What the exercise asks:
Look through the material below. Copy every line with the string "which" in it.

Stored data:

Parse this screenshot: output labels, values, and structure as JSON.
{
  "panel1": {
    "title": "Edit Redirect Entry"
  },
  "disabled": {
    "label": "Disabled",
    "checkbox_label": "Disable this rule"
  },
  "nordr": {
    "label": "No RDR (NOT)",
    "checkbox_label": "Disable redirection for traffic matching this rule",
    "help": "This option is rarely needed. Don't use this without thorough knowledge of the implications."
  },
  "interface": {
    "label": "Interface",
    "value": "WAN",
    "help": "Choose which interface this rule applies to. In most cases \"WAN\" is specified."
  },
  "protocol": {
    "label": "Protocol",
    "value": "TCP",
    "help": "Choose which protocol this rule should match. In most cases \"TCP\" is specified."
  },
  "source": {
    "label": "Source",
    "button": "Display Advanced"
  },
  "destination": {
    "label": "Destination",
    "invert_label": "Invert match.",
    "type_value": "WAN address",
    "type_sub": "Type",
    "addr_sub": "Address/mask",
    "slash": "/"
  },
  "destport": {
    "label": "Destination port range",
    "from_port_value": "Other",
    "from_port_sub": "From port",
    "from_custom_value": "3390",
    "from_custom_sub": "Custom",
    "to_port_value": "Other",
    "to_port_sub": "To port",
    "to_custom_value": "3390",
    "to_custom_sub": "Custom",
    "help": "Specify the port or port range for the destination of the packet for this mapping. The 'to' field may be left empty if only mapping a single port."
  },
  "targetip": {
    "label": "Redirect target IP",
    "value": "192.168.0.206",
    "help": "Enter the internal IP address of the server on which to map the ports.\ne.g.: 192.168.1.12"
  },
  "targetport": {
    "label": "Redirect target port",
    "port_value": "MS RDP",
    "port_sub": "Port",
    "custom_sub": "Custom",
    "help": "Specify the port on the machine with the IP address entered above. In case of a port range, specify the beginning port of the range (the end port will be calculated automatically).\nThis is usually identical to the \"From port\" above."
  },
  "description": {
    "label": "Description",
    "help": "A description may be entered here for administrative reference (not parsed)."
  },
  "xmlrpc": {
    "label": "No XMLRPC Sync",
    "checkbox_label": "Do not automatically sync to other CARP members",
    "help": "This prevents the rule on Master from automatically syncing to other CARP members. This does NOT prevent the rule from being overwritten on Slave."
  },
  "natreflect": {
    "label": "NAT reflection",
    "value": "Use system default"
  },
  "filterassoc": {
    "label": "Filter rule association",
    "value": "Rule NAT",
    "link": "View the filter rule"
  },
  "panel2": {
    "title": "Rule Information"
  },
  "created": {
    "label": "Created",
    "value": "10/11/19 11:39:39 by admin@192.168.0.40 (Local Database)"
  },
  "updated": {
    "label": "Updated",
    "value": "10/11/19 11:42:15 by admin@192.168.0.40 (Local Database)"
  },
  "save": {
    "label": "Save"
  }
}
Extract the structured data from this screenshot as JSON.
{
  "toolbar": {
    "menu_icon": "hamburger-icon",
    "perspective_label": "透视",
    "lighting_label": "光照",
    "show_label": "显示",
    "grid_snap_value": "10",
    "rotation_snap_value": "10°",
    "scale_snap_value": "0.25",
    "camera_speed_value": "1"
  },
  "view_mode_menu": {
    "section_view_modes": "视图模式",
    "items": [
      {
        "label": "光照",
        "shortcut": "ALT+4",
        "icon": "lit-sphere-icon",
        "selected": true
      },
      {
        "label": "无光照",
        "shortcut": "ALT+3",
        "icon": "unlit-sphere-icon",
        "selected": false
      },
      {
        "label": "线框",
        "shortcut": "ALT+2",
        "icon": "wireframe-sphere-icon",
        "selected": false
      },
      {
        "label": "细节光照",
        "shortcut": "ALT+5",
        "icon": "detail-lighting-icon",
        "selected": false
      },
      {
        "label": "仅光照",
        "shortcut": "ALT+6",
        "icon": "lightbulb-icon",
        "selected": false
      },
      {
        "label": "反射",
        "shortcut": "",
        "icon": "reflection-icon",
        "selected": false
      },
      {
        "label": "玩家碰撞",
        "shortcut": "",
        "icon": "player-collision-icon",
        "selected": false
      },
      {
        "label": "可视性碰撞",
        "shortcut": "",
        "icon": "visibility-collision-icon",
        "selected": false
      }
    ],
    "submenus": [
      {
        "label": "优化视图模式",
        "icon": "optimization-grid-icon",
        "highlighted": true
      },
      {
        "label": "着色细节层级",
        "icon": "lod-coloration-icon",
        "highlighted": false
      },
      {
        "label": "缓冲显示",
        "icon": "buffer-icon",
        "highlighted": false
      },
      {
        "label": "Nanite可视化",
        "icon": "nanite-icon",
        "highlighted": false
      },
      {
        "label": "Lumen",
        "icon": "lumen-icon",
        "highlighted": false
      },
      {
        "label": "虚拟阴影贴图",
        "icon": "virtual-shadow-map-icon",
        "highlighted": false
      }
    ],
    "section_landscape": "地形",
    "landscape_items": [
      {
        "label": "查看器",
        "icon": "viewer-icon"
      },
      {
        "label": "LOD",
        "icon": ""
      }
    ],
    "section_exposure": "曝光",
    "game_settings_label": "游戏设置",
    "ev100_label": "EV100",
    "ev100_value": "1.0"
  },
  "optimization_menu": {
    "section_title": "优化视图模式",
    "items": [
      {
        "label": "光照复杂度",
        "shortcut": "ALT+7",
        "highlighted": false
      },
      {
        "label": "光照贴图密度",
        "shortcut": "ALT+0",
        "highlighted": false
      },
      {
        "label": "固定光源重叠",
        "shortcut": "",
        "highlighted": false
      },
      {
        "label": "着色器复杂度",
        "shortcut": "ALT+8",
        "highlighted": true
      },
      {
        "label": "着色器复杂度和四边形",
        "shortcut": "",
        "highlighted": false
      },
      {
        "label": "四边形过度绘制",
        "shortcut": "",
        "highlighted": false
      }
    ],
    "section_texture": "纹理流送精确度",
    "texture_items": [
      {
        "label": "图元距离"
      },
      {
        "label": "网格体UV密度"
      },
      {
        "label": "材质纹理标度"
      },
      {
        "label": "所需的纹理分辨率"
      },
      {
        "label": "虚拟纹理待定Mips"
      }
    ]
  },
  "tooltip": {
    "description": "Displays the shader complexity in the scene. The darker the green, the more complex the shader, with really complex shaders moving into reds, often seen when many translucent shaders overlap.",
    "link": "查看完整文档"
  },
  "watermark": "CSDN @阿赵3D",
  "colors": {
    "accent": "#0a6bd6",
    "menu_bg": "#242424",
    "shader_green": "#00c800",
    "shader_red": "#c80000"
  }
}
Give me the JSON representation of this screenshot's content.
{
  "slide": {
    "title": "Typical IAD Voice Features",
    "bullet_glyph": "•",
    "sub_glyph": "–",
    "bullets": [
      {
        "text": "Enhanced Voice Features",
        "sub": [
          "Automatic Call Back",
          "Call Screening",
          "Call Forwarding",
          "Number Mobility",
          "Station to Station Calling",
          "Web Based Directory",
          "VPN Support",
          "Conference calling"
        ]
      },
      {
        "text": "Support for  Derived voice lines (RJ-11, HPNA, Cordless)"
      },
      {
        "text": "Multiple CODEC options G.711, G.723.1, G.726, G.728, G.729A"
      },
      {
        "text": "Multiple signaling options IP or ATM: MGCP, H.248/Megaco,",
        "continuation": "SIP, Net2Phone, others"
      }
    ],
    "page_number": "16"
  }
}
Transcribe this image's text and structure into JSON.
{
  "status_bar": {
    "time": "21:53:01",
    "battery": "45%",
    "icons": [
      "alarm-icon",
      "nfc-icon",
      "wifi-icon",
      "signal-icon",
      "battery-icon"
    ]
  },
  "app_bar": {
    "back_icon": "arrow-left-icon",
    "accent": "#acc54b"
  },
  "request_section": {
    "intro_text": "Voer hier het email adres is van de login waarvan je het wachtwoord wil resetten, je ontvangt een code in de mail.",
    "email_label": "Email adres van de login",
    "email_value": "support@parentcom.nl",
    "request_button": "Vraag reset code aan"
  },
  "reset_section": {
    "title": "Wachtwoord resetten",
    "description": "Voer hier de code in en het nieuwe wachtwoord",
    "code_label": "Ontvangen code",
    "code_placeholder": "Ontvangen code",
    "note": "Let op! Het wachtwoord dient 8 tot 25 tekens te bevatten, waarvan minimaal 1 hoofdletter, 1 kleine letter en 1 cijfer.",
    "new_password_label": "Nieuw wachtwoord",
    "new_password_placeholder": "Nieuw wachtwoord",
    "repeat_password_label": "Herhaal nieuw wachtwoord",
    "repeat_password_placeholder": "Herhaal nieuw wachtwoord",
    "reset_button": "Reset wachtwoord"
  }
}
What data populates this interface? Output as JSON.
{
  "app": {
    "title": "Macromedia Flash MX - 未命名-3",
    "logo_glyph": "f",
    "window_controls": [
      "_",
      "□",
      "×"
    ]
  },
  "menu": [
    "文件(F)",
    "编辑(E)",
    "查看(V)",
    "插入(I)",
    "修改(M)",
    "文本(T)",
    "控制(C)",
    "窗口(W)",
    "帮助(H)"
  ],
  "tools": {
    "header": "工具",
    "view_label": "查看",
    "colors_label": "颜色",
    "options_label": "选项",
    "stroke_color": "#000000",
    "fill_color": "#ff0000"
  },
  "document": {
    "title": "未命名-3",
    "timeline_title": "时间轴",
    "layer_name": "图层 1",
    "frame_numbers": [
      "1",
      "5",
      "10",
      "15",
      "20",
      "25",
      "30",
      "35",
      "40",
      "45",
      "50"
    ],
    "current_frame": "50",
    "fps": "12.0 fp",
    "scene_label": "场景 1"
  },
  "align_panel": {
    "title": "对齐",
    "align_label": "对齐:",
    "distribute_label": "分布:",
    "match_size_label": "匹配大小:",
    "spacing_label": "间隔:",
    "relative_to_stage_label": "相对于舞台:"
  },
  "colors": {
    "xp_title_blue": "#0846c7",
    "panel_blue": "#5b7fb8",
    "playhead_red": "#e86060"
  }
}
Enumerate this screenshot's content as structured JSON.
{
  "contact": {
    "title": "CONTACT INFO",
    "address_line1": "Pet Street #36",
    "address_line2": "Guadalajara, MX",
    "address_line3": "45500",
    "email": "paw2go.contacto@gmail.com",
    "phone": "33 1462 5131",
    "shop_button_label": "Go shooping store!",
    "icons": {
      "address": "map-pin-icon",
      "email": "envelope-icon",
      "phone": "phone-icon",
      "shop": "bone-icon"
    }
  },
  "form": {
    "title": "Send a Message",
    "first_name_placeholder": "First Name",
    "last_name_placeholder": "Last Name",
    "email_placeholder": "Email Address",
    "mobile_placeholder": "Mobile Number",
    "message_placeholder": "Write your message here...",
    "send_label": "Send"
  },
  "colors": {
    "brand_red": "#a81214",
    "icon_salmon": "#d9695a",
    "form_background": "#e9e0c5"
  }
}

Output for this exercise:
    "help": "Choose which interface this rule applies to. In most cases \"WAN\" is specified."
    "help": "Choose which protocol this rule should match. In most cases \"TCP\" is specified."
    "help": "Enter the internal IP address of the server on which to map the ports.\ne.g.: 192.168.1.12"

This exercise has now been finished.